Budilaksonoputra……..Pemerintah akan
terus menggenjot Pendapatan Negara Bukan Pajak (PNBP) yang
berasal dari sektor kelautan dan perikanan. Setidaknya terdapat potensi
peningkatan PNBP sebesar Rp 25 Trilun pertahun yang belum termanfaatkan dari
sumberdaya ikan dan non sumberdaya ikan. Nilai potensi tersebut rencananya akan
dibebankan kepada kapal berbendera asing diatas 30 Gross Ton (GT)
yang beroperasi di wilayah Negara Kesatuan Republik Indonesia (NKRI).
Inisiatif ini diutarakan oleh Menteri Kelautan dan Perikanan Susi
Pudjiastuti saat menyampaikan konferensi pers di kantor Kementerian
Kelautan dan Perikanan (KKP) Jakarta, Senin lalu (3/11).
Menurut Susi mengatakan, sektor
kelautan dan perikanan telah menghabiskan uang negara sekitar Rp 18 triliun
setiap tahunnya. Nilai tersebut dipakai untuk operasional pengembangan sektor
kelautan dan perikanan berupa anggaran KKP sekitar Rp 6,5 trilun serta
subsidi Bahan Bakar Minyak (BBM) untuk perikanan sebesar Rp
11,5 triliun. Saat ini, dari 5.329 kapal besar bertonase diatas 30 GT yang
beroperasi di wilayah perairan Indonesia, 20 persen diantaranya kapal
berbendera asing.
Selama ini, setiap kapal hanya berkontribusi sebesar Rp
90 juta melalui pembayaran retribusi perizinan kapal penangkapan ikan. Padahal
dalam sekali melaut, setiap kapal dapat menghasilkan ikan hingga 2000
ton. Tentunya nilai yang diperoleh tersebut sangat besar jika dibandingkan
nilai pendapatan negara yang disumbangkan. Jika ditotalkan, jumlah yang
disumbangkan untuk PNBP hanya berkisar Rp 300 miliar saja per tahun. “Nilainya
yang minim itu saja sudah sangat merugikan negara, maka sudah saatnya kita
meningkatkannya. Negara kita sesungguhnya bisa mandiri, berdiri sendiri dengan
mengoptimalkan sektor kelautan dan perikanan”, kata Susi.

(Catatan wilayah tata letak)
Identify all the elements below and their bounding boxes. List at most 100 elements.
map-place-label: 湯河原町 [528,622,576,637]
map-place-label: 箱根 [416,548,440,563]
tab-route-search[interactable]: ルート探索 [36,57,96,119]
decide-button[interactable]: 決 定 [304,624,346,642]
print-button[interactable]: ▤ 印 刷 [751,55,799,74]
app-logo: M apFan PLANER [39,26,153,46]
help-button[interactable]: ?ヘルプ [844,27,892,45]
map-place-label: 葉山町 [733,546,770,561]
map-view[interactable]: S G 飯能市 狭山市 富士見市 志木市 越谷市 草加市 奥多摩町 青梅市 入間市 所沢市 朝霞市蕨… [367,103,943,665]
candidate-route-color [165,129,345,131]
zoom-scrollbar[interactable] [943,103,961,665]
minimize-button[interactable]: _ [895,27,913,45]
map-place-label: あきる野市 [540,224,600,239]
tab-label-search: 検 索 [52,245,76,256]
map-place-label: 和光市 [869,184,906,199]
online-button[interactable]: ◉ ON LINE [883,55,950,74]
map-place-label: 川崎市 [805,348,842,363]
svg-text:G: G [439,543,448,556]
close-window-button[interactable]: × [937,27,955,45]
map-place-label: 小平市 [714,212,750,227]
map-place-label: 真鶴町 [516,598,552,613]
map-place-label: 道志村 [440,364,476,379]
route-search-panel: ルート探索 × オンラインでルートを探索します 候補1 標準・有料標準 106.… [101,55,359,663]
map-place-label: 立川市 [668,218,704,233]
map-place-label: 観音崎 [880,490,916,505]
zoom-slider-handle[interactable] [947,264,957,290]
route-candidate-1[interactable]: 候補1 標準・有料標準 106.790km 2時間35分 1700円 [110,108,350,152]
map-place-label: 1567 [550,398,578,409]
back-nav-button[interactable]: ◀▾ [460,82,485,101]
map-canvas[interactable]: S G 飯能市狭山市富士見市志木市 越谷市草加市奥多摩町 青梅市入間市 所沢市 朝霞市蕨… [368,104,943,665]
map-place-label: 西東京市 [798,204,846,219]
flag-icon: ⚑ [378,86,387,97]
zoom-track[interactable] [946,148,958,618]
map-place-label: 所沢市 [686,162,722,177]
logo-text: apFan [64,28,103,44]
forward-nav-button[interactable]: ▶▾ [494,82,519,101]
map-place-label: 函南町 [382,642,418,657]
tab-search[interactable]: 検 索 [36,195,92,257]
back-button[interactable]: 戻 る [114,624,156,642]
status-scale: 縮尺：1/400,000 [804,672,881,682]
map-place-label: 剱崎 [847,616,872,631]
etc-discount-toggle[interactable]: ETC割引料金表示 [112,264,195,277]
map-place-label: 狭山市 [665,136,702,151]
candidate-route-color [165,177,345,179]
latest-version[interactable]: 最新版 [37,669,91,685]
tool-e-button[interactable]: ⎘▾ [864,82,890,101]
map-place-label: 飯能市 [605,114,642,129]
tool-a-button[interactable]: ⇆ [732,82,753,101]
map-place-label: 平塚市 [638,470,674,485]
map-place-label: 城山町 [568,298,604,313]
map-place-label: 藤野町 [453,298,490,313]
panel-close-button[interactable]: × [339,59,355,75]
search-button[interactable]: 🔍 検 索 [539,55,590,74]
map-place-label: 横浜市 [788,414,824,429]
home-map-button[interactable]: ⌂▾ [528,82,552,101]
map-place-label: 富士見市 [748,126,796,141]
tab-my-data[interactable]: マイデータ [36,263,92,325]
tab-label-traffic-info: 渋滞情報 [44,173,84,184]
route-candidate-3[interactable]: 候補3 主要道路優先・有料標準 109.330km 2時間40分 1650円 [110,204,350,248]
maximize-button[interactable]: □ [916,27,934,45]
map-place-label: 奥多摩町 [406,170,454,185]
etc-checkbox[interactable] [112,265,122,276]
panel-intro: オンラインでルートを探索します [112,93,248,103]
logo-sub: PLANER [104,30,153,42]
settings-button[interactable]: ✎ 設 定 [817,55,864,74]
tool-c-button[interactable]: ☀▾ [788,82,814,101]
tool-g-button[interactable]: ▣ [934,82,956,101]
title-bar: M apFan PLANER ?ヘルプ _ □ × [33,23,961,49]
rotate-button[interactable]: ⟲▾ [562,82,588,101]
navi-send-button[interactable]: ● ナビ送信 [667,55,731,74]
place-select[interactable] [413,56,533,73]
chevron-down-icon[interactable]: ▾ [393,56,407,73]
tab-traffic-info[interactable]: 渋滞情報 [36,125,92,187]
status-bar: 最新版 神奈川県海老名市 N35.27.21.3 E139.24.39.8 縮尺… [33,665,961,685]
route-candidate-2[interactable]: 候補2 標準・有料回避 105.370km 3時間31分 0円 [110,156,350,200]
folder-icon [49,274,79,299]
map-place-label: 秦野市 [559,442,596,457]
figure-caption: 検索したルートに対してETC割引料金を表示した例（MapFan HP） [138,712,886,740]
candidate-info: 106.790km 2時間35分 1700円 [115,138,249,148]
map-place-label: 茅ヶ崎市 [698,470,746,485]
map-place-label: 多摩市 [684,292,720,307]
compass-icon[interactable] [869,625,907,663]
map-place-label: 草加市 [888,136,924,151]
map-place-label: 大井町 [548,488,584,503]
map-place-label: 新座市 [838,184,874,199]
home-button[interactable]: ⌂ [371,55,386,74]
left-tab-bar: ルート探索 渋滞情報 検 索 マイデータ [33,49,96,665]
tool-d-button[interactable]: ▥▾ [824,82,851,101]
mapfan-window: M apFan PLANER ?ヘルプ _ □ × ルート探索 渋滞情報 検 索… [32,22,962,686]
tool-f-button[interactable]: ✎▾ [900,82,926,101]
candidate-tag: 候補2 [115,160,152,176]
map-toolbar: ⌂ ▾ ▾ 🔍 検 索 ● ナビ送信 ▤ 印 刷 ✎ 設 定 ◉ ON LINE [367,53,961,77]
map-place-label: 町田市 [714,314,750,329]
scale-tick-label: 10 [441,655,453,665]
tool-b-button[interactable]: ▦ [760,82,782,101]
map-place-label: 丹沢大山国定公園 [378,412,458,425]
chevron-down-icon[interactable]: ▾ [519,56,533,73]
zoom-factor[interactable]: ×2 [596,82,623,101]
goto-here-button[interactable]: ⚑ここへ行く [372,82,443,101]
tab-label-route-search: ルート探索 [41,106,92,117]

Ketentuan Latihan »
**A)** Menurut teks bacaan, berapa besar kontribusi setiap kapal selama ini melalui pembayaran retribusi perizinan kapal penangkapan ikan?
**B)** Salin dengan tepat bagian teks bacaan yang dimulai dari "Inisiatif ini diutarakan" dan berlanjut sampai "Senin lalu (3/11).".

Daftar Jawaban »
**A)** Rp 90 juta.

**B)**
Inisiatif ini diutarakan oleh Menteri Kelautan dan Perikanan Susi
Pudjiastuti saat menyampaikan konferensi pers di kantor Kementerian
Kelautan dan Perikanan (KKP) Jakarta, Senin lalu (3/11).